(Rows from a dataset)
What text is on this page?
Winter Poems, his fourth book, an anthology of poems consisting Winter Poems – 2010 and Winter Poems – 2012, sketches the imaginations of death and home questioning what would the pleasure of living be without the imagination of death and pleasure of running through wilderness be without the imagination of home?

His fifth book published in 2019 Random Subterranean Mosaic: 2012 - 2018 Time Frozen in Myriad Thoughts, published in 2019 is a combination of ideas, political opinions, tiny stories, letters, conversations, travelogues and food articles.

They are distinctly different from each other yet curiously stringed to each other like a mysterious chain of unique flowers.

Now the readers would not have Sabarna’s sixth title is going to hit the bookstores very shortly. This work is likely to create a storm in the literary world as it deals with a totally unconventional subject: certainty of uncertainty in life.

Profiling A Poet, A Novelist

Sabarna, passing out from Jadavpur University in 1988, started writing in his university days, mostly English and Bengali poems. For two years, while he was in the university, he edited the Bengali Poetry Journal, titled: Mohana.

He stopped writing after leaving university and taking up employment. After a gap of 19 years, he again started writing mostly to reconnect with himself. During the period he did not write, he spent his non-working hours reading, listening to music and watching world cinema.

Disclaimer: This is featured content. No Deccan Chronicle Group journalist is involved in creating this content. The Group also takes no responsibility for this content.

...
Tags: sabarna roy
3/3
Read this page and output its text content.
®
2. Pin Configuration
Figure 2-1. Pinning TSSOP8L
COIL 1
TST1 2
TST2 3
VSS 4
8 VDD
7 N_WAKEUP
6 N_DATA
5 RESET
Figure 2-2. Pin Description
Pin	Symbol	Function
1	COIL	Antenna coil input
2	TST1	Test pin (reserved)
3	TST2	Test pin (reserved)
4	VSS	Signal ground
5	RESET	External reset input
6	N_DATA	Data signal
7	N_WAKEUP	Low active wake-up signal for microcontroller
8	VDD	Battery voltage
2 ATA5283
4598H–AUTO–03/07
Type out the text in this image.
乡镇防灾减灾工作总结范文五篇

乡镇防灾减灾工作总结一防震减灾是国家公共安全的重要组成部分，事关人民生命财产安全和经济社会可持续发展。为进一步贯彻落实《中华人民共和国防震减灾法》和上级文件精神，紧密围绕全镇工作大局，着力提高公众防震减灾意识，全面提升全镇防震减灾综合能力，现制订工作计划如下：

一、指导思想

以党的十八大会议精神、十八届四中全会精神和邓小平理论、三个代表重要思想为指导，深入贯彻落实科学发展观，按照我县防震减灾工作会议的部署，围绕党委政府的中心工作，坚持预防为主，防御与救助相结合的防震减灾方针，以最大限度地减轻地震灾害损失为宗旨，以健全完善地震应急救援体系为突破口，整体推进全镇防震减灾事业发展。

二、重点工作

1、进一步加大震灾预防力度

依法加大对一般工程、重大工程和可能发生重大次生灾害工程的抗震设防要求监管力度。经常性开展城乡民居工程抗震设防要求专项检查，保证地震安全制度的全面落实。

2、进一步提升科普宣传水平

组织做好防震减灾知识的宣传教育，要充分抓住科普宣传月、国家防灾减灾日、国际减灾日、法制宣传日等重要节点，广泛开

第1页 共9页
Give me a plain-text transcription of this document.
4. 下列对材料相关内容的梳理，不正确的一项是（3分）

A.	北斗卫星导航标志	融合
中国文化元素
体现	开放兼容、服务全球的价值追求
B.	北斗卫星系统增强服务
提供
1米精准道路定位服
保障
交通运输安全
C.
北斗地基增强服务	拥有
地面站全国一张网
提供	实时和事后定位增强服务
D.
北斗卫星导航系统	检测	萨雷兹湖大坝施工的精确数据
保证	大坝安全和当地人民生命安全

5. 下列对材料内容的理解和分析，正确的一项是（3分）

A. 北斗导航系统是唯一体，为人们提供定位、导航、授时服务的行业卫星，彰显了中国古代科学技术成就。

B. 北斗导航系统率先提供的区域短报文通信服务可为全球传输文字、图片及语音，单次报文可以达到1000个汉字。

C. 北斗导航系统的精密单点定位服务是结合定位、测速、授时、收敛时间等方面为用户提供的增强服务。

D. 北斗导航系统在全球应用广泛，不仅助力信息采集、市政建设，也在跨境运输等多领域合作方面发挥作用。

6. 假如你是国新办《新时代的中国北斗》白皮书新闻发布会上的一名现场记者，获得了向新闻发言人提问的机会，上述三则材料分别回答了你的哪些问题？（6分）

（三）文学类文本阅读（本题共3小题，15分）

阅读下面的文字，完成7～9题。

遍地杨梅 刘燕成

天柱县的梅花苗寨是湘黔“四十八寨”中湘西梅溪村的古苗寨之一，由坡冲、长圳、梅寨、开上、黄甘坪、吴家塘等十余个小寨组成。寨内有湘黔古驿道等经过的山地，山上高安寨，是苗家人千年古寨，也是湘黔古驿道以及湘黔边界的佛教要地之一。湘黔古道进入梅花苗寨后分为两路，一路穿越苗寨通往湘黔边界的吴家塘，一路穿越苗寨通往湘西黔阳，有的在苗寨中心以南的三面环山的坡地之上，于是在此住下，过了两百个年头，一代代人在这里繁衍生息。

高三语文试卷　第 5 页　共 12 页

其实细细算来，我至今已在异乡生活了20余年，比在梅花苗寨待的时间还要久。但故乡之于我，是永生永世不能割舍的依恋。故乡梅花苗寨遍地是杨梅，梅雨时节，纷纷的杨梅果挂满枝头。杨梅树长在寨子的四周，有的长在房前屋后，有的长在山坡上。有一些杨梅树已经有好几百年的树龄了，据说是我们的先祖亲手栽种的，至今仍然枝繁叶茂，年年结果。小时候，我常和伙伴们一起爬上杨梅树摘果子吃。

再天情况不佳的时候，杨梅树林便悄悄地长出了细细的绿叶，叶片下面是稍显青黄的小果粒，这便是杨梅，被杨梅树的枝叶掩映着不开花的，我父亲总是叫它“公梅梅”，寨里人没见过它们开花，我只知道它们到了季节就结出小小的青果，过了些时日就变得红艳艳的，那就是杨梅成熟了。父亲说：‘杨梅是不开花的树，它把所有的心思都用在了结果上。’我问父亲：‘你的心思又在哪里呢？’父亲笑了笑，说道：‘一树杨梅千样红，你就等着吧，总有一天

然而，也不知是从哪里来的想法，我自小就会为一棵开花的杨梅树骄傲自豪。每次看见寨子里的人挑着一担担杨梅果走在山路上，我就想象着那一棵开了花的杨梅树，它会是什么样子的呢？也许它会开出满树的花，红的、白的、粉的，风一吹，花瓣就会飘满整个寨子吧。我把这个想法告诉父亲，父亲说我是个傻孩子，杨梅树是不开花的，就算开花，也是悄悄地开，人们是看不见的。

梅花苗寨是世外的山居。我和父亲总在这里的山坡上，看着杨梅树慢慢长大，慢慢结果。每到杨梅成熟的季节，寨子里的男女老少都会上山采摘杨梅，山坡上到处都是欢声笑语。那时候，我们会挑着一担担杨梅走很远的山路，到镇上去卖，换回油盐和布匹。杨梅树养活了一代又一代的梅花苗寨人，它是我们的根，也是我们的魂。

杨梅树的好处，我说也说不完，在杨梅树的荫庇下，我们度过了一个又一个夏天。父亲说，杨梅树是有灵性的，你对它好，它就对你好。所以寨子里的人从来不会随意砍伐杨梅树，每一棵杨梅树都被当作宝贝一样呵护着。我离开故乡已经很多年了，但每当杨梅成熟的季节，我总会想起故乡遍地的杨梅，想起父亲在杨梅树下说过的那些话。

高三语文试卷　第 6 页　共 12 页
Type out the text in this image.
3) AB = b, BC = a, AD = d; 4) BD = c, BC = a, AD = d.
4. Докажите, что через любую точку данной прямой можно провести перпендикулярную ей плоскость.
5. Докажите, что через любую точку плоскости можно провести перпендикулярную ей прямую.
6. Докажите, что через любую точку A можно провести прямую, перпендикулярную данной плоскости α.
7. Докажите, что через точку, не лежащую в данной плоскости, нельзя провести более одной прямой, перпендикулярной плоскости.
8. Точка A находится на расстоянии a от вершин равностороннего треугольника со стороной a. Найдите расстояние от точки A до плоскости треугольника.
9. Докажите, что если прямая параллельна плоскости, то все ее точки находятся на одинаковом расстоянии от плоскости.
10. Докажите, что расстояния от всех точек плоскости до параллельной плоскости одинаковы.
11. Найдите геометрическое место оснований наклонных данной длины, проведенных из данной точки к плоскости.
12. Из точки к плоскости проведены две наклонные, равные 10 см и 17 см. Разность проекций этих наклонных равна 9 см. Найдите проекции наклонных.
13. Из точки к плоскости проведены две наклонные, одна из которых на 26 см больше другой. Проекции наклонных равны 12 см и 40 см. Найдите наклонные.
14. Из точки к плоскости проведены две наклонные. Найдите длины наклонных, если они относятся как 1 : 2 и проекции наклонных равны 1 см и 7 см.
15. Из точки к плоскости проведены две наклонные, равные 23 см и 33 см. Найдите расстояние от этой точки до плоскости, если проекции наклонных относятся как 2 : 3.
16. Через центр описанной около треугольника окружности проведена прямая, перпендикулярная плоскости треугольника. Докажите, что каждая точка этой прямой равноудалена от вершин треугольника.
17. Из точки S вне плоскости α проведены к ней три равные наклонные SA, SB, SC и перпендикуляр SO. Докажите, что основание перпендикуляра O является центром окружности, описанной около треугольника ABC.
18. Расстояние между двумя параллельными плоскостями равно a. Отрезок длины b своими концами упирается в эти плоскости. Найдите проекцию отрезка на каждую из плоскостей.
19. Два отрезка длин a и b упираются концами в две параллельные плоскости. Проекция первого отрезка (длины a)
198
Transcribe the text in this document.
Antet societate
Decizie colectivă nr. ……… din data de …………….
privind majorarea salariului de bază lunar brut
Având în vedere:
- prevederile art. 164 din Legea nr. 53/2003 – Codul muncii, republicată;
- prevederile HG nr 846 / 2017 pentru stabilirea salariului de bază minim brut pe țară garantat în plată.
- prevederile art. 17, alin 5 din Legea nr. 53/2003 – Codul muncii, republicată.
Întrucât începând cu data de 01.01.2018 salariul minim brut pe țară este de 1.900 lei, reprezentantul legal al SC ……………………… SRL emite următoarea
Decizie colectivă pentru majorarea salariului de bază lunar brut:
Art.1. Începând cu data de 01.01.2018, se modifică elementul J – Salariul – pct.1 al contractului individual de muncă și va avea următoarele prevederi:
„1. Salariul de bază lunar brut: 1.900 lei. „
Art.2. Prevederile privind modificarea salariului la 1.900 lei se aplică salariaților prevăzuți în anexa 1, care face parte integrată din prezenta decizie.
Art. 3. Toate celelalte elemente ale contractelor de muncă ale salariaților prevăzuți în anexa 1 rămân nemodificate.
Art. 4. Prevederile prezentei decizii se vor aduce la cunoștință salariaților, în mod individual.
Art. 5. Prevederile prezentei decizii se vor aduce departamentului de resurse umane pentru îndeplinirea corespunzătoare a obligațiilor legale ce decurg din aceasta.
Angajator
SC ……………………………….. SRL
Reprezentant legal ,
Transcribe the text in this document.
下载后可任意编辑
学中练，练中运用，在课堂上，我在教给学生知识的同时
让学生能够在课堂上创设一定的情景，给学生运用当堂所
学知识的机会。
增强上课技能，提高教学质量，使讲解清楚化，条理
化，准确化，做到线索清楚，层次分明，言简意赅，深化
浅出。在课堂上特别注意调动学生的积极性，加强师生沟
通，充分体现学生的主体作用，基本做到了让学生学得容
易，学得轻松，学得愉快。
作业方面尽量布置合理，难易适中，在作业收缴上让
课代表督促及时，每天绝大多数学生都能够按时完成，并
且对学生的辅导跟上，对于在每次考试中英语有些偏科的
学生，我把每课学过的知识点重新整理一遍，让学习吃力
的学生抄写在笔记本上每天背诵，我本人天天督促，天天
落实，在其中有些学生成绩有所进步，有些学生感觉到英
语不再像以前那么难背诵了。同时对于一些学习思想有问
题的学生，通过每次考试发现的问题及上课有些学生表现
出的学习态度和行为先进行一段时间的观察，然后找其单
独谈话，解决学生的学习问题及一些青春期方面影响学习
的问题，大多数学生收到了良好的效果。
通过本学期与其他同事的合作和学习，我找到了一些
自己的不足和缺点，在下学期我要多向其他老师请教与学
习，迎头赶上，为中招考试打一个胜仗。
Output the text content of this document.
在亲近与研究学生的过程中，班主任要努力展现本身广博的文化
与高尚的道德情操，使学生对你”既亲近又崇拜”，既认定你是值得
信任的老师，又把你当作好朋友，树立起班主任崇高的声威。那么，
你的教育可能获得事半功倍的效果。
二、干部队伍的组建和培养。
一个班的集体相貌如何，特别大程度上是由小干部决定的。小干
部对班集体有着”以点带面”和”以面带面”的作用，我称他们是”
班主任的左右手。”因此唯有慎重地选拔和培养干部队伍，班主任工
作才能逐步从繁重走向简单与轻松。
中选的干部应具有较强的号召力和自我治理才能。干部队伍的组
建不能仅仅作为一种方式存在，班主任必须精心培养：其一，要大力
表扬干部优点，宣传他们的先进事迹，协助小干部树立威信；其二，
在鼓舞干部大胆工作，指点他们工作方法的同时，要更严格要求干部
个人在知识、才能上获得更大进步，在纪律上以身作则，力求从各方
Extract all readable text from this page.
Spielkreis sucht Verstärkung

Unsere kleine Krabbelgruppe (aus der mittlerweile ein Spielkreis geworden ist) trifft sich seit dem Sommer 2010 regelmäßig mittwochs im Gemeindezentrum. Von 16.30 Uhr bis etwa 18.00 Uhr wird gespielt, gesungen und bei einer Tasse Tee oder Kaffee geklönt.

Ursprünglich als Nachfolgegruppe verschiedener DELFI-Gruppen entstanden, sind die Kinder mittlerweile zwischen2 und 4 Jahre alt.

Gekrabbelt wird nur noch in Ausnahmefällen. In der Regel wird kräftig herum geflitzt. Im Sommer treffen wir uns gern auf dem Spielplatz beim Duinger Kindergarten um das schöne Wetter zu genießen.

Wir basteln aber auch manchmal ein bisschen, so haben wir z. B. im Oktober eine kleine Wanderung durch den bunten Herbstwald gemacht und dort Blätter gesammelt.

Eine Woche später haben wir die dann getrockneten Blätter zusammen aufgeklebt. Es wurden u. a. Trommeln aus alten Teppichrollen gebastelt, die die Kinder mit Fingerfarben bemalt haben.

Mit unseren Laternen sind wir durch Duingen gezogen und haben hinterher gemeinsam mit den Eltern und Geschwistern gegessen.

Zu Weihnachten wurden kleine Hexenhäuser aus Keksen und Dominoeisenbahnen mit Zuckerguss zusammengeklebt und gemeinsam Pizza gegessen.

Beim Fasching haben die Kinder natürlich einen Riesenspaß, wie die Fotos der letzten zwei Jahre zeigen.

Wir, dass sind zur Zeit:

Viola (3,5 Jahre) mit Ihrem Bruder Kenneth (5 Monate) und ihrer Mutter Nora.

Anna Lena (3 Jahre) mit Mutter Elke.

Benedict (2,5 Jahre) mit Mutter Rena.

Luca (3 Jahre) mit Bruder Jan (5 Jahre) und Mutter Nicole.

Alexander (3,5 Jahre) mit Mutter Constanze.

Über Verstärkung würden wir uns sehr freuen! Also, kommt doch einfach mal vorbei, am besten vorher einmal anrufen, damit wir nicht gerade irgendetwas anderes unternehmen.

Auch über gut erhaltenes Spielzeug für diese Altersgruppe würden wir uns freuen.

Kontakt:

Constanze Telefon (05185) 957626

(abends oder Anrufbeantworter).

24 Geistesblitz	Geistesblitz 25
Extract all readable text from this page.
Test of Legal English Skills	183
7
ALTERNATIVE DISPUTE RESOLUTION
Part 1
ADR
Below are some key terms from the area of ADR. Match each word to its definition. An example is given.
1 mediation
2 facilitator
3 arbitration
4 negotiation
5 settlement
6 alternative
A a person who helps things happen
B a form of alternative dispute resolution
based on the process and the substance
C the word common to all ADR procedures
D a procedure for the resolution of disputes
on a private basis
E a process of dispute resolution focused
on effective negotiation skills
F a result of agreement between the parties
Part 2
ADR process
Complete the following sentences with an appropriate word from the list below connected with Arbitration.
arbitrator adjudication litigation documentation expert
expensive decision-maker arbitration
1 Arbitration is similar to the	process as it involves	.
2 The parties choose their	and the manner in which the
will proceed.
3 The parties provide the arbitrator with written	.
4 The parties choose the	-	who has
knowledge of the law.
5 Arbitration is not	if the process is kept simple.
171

### REQUIREMENTS
Identify every line above that includes the word "negotiation", and show those lines.

### RESULT BELOW
4 negotiation
on effective negotiation skills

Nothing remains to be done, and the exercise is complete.